--- STATED TASK ---
Make an exact copy of the lines, leaving the pictures out.
◇ ◇ ◇ ◇ ◇ ◇ ◇
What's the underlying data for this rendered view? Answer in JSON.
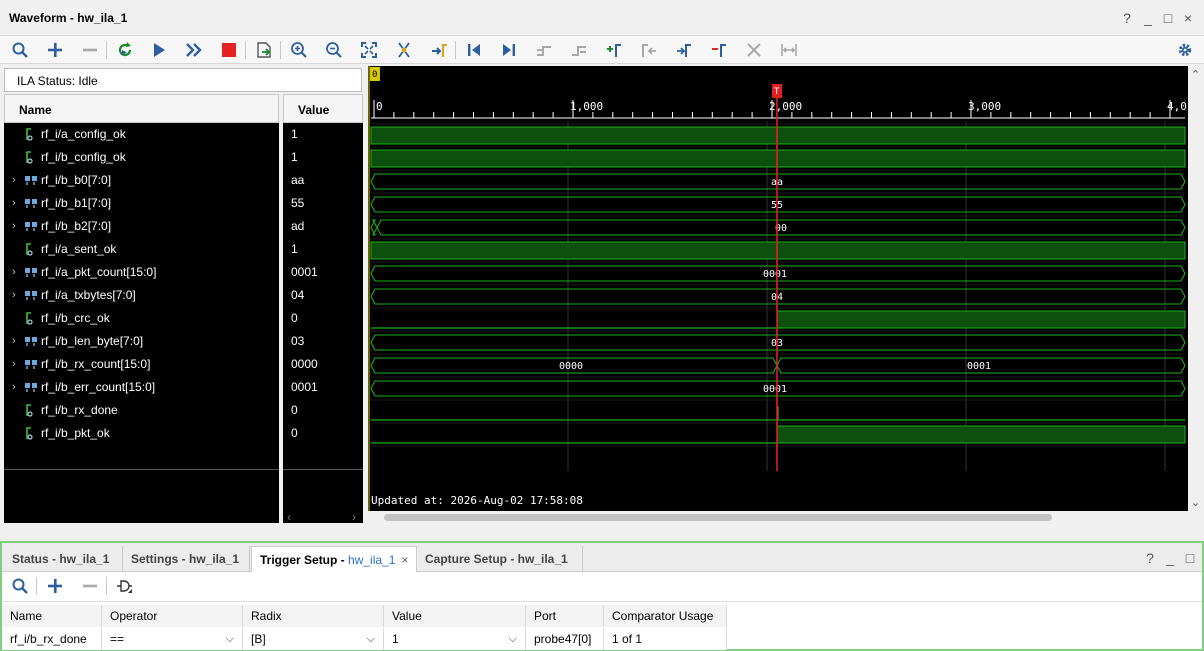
{
  "window": {
    "title": "Waveform - hw_ila_1",
    "controls": [
      "?",
      "_",
      "□",
      "×"
    ]
  },
  "toolbar_icons": [
    "search-icon",
    "add-icon",
    "remove-icon",
    "refresh-icon",
    "run-icon",
    "run-continuous-icon",
    "stop-icon",
    "export-icon",
    "zoom-in-icon",
    "zoom-out-icon",
    "zoom-fit-icon",
    "cursor-icon",
    "go-to-cursor-icon",
    "go-to-start-icon",
    "go-to-end-icon",
    "previous-transition-icon",
    "next-transition-icon",
    "add-marker-icon",
    "previous-marker-icon",
    "next-marker-icon",
    "swap-cursors-icon",
    "delete-icon",
    "expand-icon",
    "settings-gear-icon"
  ],
  "ila_status": "ILA Status: Idle",
  "columns": {
    "name": "Name",
    "value": "Value"
  },
  "signals": [
    {
      "name": "rf_i/a_config_ok",
      "value": "1",
      "bus": false
    },
    {
      "name": "rf_i/b_config_ok",
      "value": "1",
      "bus": false
    },
    {
      "name": "rf_i/b_b0[7:0]",
      "value": "aa",
      "bus": true
    },
    {
      "name": "rf_i/b_b1[7:0]",
      "value": "55",
      "bus": true
    },
    {
      "name": "rf_i/b_b2[7:0]",
      "value": "ad",
      "bus": true
    },
    {
      "name": "rf_i/a_sent_ok",
      "value": "1",
      "bus": false
    },
    {
      "name": "rf_i/a_pkt_count[15:0]",
      "value": "0001",
      "bus": true
    },
    {
      "name": "rf_i/a_txbytes[7:0]",
      "value": "04",
      "bus": true
    },
    {
      "name": "rf_i/b_crc_ok",
      "value": "0",
      "bus": false
    },
    {
      "name": "rf_i/b_len_byte[7:0]",
      "value": "03",
      "bus": true
    },
    {
      "name": "rf_i/b_rx_count[15:0]",
      "value": "0000",
      "bus": true
    },
    {
      "name": "rf_i/b_err_count[15:0]",
      "value": "0001",
      "bus": true
    },
    {
      "name": "rf_i/b_rx_done",
      "value": "0",
      "bus": false
    },
    {
      "name": "rf_i/b_pkt_ok",
      "value": "0",
      "bus": false
    }
  ],
  "waveform": {
    "origin_marker": "0",
    "trigger_marker": "T",
    "ruler_labels": [
      "0",
      "1,000",
      "2,000",
      "3,000",
      "4,0"
    ],
    "bus_labels": [
      {
        "row": 2,
        "text": "aa"
      },
      {
        "row": 3,
        "text": "55"
      },
      {
        "row": 4,
        "text": "00"
      },
      {
        "row": 6,
        "text": "0001"
      },
      {
        "row": 7,
        "text": "04"
      },
      {
        "row": 9,
        "text": "03"
      },
      {
        "row": 10,
        "text": "0000"
      },
      {
        "row": 10,
        "text": "0001"
      },
      {
        "row": 11,
        "text": "0001"
      }
    ],
    "updated_text": "Updated at: 2026-Aug-02 17:58:08",
    "wave_color": "#1ab01a",
    "trigger_color": "#e02020"
  },
  "bottom": {
    "tabs": [
      {
        "label": "Status - hw_ila_1",
        "active": false
      },
      {
        "label": "Settings - hw_ila_1",
        "active": false
      },
      {
        "label": "Trigger Setup - ",
        "sub": "hw_ila_1",
        "active": true
      },
      {
        "label": "Capture Setup - hw_ila_1",
        "active": false
      }
    ],
    "controls": [
      "?",
      "_",
      "□"
    ],
    "table": {
      "headers": [
        "Name",
        "Operator",
        "Radix",
        "Value",
        "Port",
        "Comparator Usage"
      ],
      "row": [
        "rf_i/b_rx_done",
        "==",
        "[B]",
        "1",
        "probe47[0]",
        "1 of 1"
      ]
    }
  }
}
◇ ◇ ◇ ◇ ◇ ◇ ◇
--- RESULT OF THE TASK ---
What's the underlying data for this rendered view? Answer in JSON.
{
  "window": {
    "title": "Waveform - hw_ila_1",
    "controls": [
      "?",
      "_",
      "□",
      "×"
    ]
  },
  "toolbar_icons": [
    "search-icon",
    "add-icon",
    "remove-icon",
    "refresh-icon",
    "run-icon",
    "run-continuous-icon",
    "stop-icon",
    "export-icon",
    "zoom-in-icon",
    "zoom-out-icon",
    "zoom-fit-icon",
    "cursor-icon",
    "go-to-cursor-icon",
    "go-to-start-icon",
    "go-to-end-icon",
    "previous-transition-icon",
    "next-transition-icon",
    "add-marker-icon",
    "previous-marker-icon",
    "next-marker-icon",
    "swap-cursors-icon",
    "delete-icon",
    "expand-icon",
    "settings-gear-icon"
  ],
  "ila_status": "ILA Status: Idle",
  "columns": {
    "name": "Name",
    "value": "Value"
  },
  "signals": [
    {
      "name": "rf_i/a_config_ok",
      "value": "1",
      "bus": false
    },
    {
      "name": "rf_i/b_config_ok",
      "value": "1",
      "bus": false
    },
    {
      "name": "rf_i/b_b0[7:0]",
      "value": "aa",
      "bus": true
    },
    {
      "name": "rf_i/b_b1[7:0]",
      "value": "55",
      "bus": true
    },
    {
      "name": "rf_i/b_b2[7:0]",
      "value": "ad",
      "bus": true
    },
    {
      "name": "rf_i/a_sent_ok",
      "value": "1",
      "bus": false
    },
    {
      "name": "rf_i/a_pkt_count[15:0]",
      "value": "0001",
      "bus": true
    },
    {
      "name": "rf_i/a_txbytes[7:0]",
      "value": "04",
      "bus": true
    },
    {
      "name": "rf_i/b_crc_ok",
      "value": "0",
      "bus": false
    },
    {
      "name": "rf_i/b_len_byte[7:0]",
      "value": "03",
      "bus": true
    },
    {
      "name": "rf_i/b_rx_count[15:0]",
      "value": "0000",
      "bus": true
    },
    {
      "name": "rf_i/b_err_count[15:0]",
      "value": "0001",
      "bus": true
    },
    {
      "name": "rf_i/b_rx_done",
      "value": "0",
      "bus": false
    },
    {
      "name": "rf_i/b_pkt_ok",
      "value": "0",
      "bus": false
    }
  ],
  "waveform": {
    "origin_marker": "0",
    "trigger_marker": "T",
    "ruler_labels": [
      "0",
      "1,000",
      "2,000",
      "3,000",
      "4,0"
    ],
    "bus_labels": [
      {
        "row": 2,
        "text": "aa"
      },
      {
        "row": 3,
        "text": "55"
      },
      {
        "row": 4,
        "text": "00"
      },
      {
        "row": 6,
        "text": "0001"
      },
      {
        "row": 7,
        "text": "04"
      },
      {
        "row": 9,
        "text": "03"
      },
      {
        "row": 10,
        "text": "0000"
      },
      {
        "row": 10,
        "text": "0001"
      },
      {
        "row": 11,
        "text": "0001"
      }
    ],
    "updated_text": "Updated at: 2026-Aug-02 17:58:08",
    "wave_color": "#1ab01a",
    "trigger_color": "#e02020"
  },
  "bottom": {
    "tabs": [
      {
        "label": "Status - hw_ila_1",
        "active": false
      },
      {
        "label": "Settings - hw_ila_1",
        "active": false
      },
      {
        "label": "Trigger Setup - ",
        "sub": "hw_ila_1",
        "active": true
      },
      {
        "label": "Capture Setup - hw_ila_1",
        "active": false
      }
    ],
    "controls": [
      "?",
      "_",
      "□"
    ],
    "table": {
      "headers": [
        "Name",
        "Operator",
        "Radix",
        "Value",
        "Port",
        "Comparator Usage"
      ],
      "row": [
        "rf_i/b_rx_done",
        "==",
        "[B]",
        "1",
        "probe47[0]",
        "1 of 1"
      ]
    }
  }
}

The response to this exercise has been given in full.